Set exercise - Here are some records; quote them exactly, leaving out the pictures.

Given data -

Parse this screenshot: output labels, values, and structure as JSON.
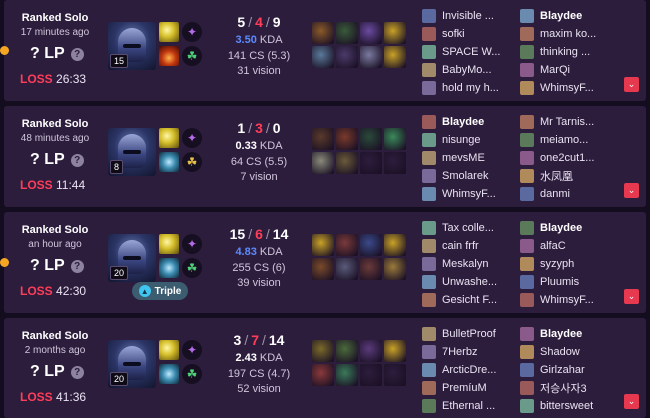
{
  "matches": [
    {
      "queue": "Ranked Solo",
      "ago": "17 minutes ago",
      "lp": "? LP",
      "result": "LOSS",
      "duration": "26:33",
      "level": "15",
      "k": "5",
      "d": "4",
      "a": "9",
      "kda": "3.50",
      "kda_label": "KDA",
      "kda_color": "#5b8bff",
      "cs": "141 CS (5.3)",
      "vision": "31 vision",
      "badge": "",
      "team1": [
        "Invisible ...",
        "sofki",
        "SPACE W...",
        "BabyMo...",
        "hold my h..."
      ],
      "team2": [
        "Blaydee",
        "maxim ko...",
        "thinking ...",
        "MarQi",
        "WhimsyF..."
      ],
      "me_team": 2,
      "me_index": 0
    },
    {
      "queue": "Ranked Solo",
      "ago": "48 minutes ago",
      "lp": "? LP",
      "result": "LOSS",
      "duration": "11:44",
      "level": "8",
      "k": "1",
      "d": "3",
      "a": "0",
      "kda": "0.33",
      "kda_label": "KDA",
      "kda_color": "#ffffff",
      "cs": "64 CS (5.5)",
      "vision": "7 vision",
      "badge": "",
      "team1": [
        "Blaydee",
        "nisunge",
        "mevsME",
        "Smolarek",
        "WhimsyF..."
      ],
      "team2": [
        "Mr Tarnis...",
        "meiamo...",
        "one2cut1...",
        "水凤凰",
        "danmi"
      ],
      "me_team": 1,
      "me_index": 0
    },
    {
      "queue": "Ranked Solo",
      "ago": "an hour ago",
      "lp": "? LP",
      "result": "LOSS",
      "duration": "42:30",
      "level": "20",
      "k": "15",
      "d": "6",
      "a": "14",
      "kda": "4.83",
      "kda_label": "KDA",
      "kda_color": "#5b8bff",
      "cs": "255 CS (6)",
      "vision": "39 vision",
      "badge": "Triple",
      "team1": [
        "Tax colle...",
        "cain frfr",
        "Meskalyn",
        "Unwashe...",
        "Gesicht F..."
      ],
      "team2": [
        "Blaydee",
        "alfaC",
        "syzyph",
        "Pluumis",
        "WhimsyF..."
      ],
      "me_team": 2,
      "me_index": 0
    },
    {
      "queue": "Ranked Solo",
      "ago": "2 months ago",
      "lp": "? LP",
      "result": "LOSS",
      "duration": "41:36",
      "level": "20",
      "k": "3",
      "d": "7",
      "a": "14",
      "kda": "2.43",
      "kda_label": "KDA",
      "kda_color": "#ffffff",
      "cs": "197 CS (4.7)",
      "vision": "52 vision",
      "badge": "",
      "team1": [
        "BulletProof",
        "7Herbz",
        "ArcticDre...",
        "PremíuM",
        "Ethernal ..."
      ],
      "team2": [
        "Blaydee",
        "Shadow",
        "Girlzahar",
        "저승사자3",
        "bittersweet"
      ],
      "me_team": 2,
      "me_index": 0
    }
  ],
  "colors": {
    "background": "#140d1f",
    "card": "#2d1d3d",
    "loss": "#ff3d59",
    "accent": "#e63950",
    "live_dot": "#f5a623"
  },
  "icons": {
    "lp_help": "help-icon",
    "expand": "chevron-down-icon",
    "badge": "triangle-icon"
  },
  "lp_help_glyph": "?",
  "expand_glyph": "⌄",
  "badge_glyph": "▲"
}
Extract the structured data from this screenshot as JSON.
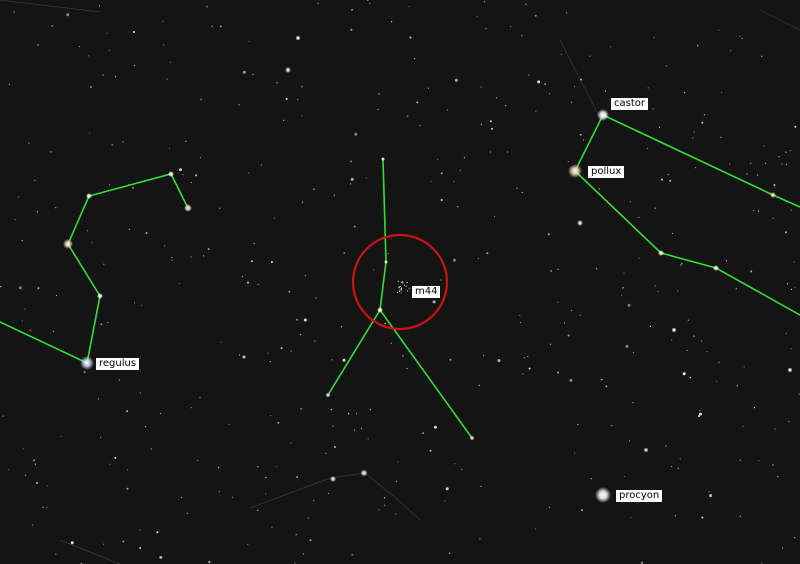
{
  "colors": {
    "background": "#141414",
    "constellation_line": "#33dd33",
    "target_circle": "#cc1111",
    "label_bg": "#ffffff",
    "label_text": "#000000"
  },
  "labels": {
    "castor": "castor",
    "pollux": "pollux",
    "regulus": "regulus",
    "m44": "m44",
    "procyon": "procyon"
  }
}
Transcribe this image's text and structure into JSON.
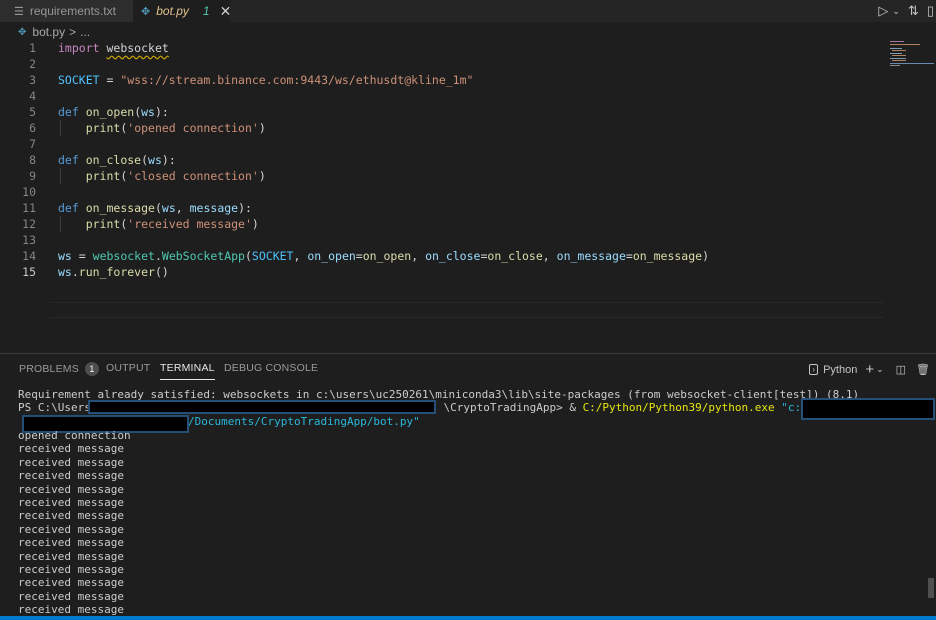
{
  "tabs": [
    {
      "icon": "lines-icon",
      "label": "requirements.txt"
    },
    {
      "icon": "python-icon",
      "label": "bot.py",
      "modified": "1",
      "close": "✕"
    }
  ],
  "breadcrumb": {
    "file": "bot.py",
    "sep": ">",
    "rest": "..."
  },
  "editor": {
    "lines": [
      "1",
      "2",
      "3",
      "4",
      "5",
      "6",
      "7",
      "8",
      "9",
      "10",
      "11",
      "12",
      "13",
      "14",
      "15"
    ],
    "code": {
      "l1_kw": "import",
      "l1_mod": "websocket",
      "l3_var": "SOCKET",
      "l3_op": " = ",
      "l3_str": "\"wss://stream.binance.com:9443/ws/ethusdt@kline_1m\"",
      "l5_kw": "def",
      "l5_fn": "on_open",
      "l5_p": "ws",
      "l6_fn": "print",
      "l6_str": "'opened connection'",
      "l8_kw": "def",
      "l8_fn": "on_close",
      "l8_p": "ws",
      "l9_fn": "print",
      "l9_str": "'closed connection'",
      "l11_kw": "def",
      "l11_fn": "on_message",
      "l11_p1": "ws",
      "l11_p2": "message",
      "l12_fn": "print",
      "l12_str": "'received message'",
      "l14_ws": "ws",
      "l14_mod": "websocket",
      "l14_cls": "WebSocketApp",
      "l14_const": "SOCKET",
      "l14_k1": "on_open",
      "l14_v1": "on_open",
      "l14_k2": "on_close",
      "l14_v2": "on_close",
      "l14_k3": "on_message",
      "l14_v3": "on_message",
      "l15_ws": "ws",
      "l15_fn": "run_forever"
    }
  },
  "panel": {
    "tabs": [
      {
        "label": "PROBLEMS",
        "badge": "1"
      },
      {
        "label": "OUTPUT"
      },
      {
        "label": "TERMINAL"
      },
      {
        "label": "DEBUG CONSOLE"
      }
    ],
    "shell": "Python",
    "terminal": {
      "line1": "Requirement already satisfied: websockets in c:\\users\\uc250261\\miniconda3\\lib\\site-packages (from websocket-client[test]) (8.1)",
      "ps_prefix": "PS C:\\Users\\",
      "ps_mid": "\\CryptoTradingApp> & ",
      "ps_exe": "C:/Python/Python39/python.exe",
      "ps_arg": " \"c:/Users/",
      "ps_arg2": "/Documents/CryptoTradingApp/bot.py\"",
      "opened": "opened connection",
      "messages": [
        "received message",
        "received message",
        "received message",
        "received message",
        "received message",
        "received message",
        "received message",
        "received message",
        "received message",
        "received message",
        "received message",
        "received message",
        "received message"
      ]
    }
  }
}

Problem solution -
Parse this screenshot: output labels, values, and structure as JSON.
{
  "matches": [
    {
      "queue": "Ranked Solo",
      "ago": "17 minutes ago",
      "lp": "? LP",
      "result": "LOSS",
      "duration": "26:33",
      "level": "15",
      "k": "5",
      "d": "4",
      "a": "9",
      "kda": "3.50",
      "kda_label": "KDA",
      "kda_color": "#5b8bff",
      "cs": "141 CS (5.3)",
      "vision": "31 vision",
      "badge": "",
      "team1": [
        "Invisible ...",
        "sofki",
        "SPACE W...",
        "BabyMo...",
        "hold my h..."
      ],
      "team2": [
        "Blaydee",
        "maxim ko...",
        "thinking ...",
        "MarQi",
        "WhimsyF..."
      ],
      "me_team": 2,
      "me_index": 0
    },
    {
      "queue": "Ranked Solo",
      "ago": "48 minutes ago",
      "lp": "? LP",
      "result": "LOSS",
      "duration": "11:44",
      "level": "8",
      "k": "1",
      "d": "3",
      "a": "0",
      "kda": "0.33",
      "kda_label": "KDA",
      "kda_color": "#ffffff",
      "cs": "64 CS (5.5)",
      "vision": "7 vision",
      "badge": "",
      "team1": [
        "Blaydee",
        "nisunge",
        "mevsME",
        "Smolarek",
        "WhimsyF..."
      ],
      "team2": [
        "Mr Tarnis...",
        "meiamo...",
        "one2cut1...",
        "水凤凰",
        "danmi"
      ],
      "me_team": 1,
      "me_index": 0
    },
    {
      "queue": "Ranked Solo",
      "ago": "an hour ago",
      "lp": "? LP",
      "result": "LOSS",
      "duration": "42:30",
      "level": "20",
      "k": "15",
      "d": "6",
      "a": "14",
      "kda": "4.83",
      "kda_label": "KDA",
      "kda_color": "#5b8bff",
      "cs": "255 CS (6)",
      "vision": "39 vision",
      "badge": "Triple",
      "team1": [
        "Tax colle...",
        "cain frfr",
        "Meskalyn",
        "Unwashe...",
        "Gesicht F..."
      ],
      "team2": [
        "Blaydee",
        "alfaC",
        "syzyph",
        "Pluumis",
        "WhimsyF..."
      ],
      "me_team": 2,
      "me_index": 0
    },
    {
      "queue": "Ranked Solo",
      "ago": "2 months ago",
      "lp": "? LP",
      "result": "LOSS",
      "duration": "41:36",
      "level": "20",
      "k": "3",
      "d": "7",
      "a": "14",
      "kda": "2.43",
      "kda_label": "KDA",
      "kda_color": "#ffffff",
      "cs": "197 CS (4.7)",
      "vision": "52 vision",
      "badge": "",
      "team1": [
        "BulletProof",
        "7Herbz",
        "ArcticDre...",
        "PremíuM",
        "Ethernal ..."
      ],
      "team2": [
        "Blaydee",
        "Shadow",
        "Girlzahar",
        "저승사자3",
        "bittersweet"
      ],
      "me_team": 2,
      "me_index": 0
    }
  ],
  "colors": {
    "background": "#140d1f",
    "card": "#2d1d3d",
    "loss": "#ff3d59",
    "accent": "#e63950",
    "live_dot": "#f5a623"
  },
  "icons": {
    "lp_help": "help-icon",
    "expand": "chevron-down-icon",
    "badge": "triangle-icon"
  },
  "lp_help_glyph": "?",
  "expand_glyph": "⌄",
  "badge_glyph": "▲"
}
Extract the structured data from this screenshot as JSON.
{
  "colors": {
    "background": "#141414",
    "constellation_line": "#33dd33",
    "target_circle": "#cc1111",
    "label_bg": "#ffffff",
    "label_text": "#000000"
  },
  "labels": {
    "castor": "castor",
    "pollux": "pollux",
    "regulus": "regulus",
    "m44": "m44",
    "procyon": "procyon"
  }
}
Transcribe this image's text and structure into JSON.
{
  "tabs": [
    {
      "icon": "lines-icon",
      "label": "requirements.txt"
    },
    {
      "icon": "python-icon",
      "label": "bot.py",
      "modified": "1",
      "close": "✕"
    }
  ],
  "breadcrumb": {
    "file": "bot.py",
    "sep": ">",
    "rest": "..."
  },
  "editor": {
    "lines": [
      "1",
      "2",
      "3",
      "4",
      "5",
      "6",
      "7",
      "8",
      "9",
      "10",
      "11",
      "12",
      "13",
      "14",
      "15"
    ],
    "code": {
      "l1_kw": "import",
      "l1_mod": "websocket",
      "l3_var": "SOCKET",
      "l3_op": " = ",
      "l3_str": "\"wss://stream.binance.com:9443/ws/ethusdt@kline_1m\"",
      "l5_kw": "def",
      "l5_fn": "on_open",
      "l5_p": "ws",
      "l6_fn": "print",
      "l6_str": "'opened connection'",
      "l8_kw": "def",
      "l8_fn": "on_close",
      "l8_p": "ws",
      "l9_fn": "print",
      "l9_str": "'closed connection'",
      "l11_kw": "def",
      "l11_fn": "on_message",
      "l11_p1": "ws",
      "l11_p2": "message",
      "l12_fn": "print",
      "l12_str": "'received message'",
      "l14_ws": "ws",
      "l14_mod": "websocket",
      "l14_cls": "WebSocketApp",
      "l14_const": "SOCKET",
      "l14_k1": "on_open",
      "l14_v1": "on_open",
      "l14_k2": "on_close",
      "l14_v2": "on_close",
      "l14_k3": "on_message",
      "l14_v3": "on_message",
      "l15_ws": "ws",
      "l15_fn": "run_forever"
    }
  },
  "panel": {
    "tabs": [
      {
        "label": "PROBLEMS",
        "badge": "1"
      },
      {
        "label": "OUTPUT"
      },
      {
        "label": "TERMINAL"
      },
      {
        "label": "DEBUG CONSOLE"
      }
    ],
    "shell": "Python",
    "terminal": {
      "line1": "Requirement already satisfied: websockets in c:\\users\\uc250261\\miniconda3\\lib\\site-packages (from websocket-client[test]) (8.1)",
      "ps_prefix": "PS C:\\Users\\",
      "ps_mid": "\\CryptoTradingApp> & ",
      "ps_exe": "C:/Python/Python39/python.exe",
      "ps_arg": " \"c:/Users/",
      "ps_arg2": "/Documents/CryptoTradingApp/bot.py\"",
      "opened": "opened connection",
      "messages": [
        "received message",
        "received message",
        "received message",
        "received message",
        "received message",
        "received message",
        "received message",
        "received message",
        "received message",
        "received message",
        "received message",
        "received message",
        "received message"
      ]
    }
  }
}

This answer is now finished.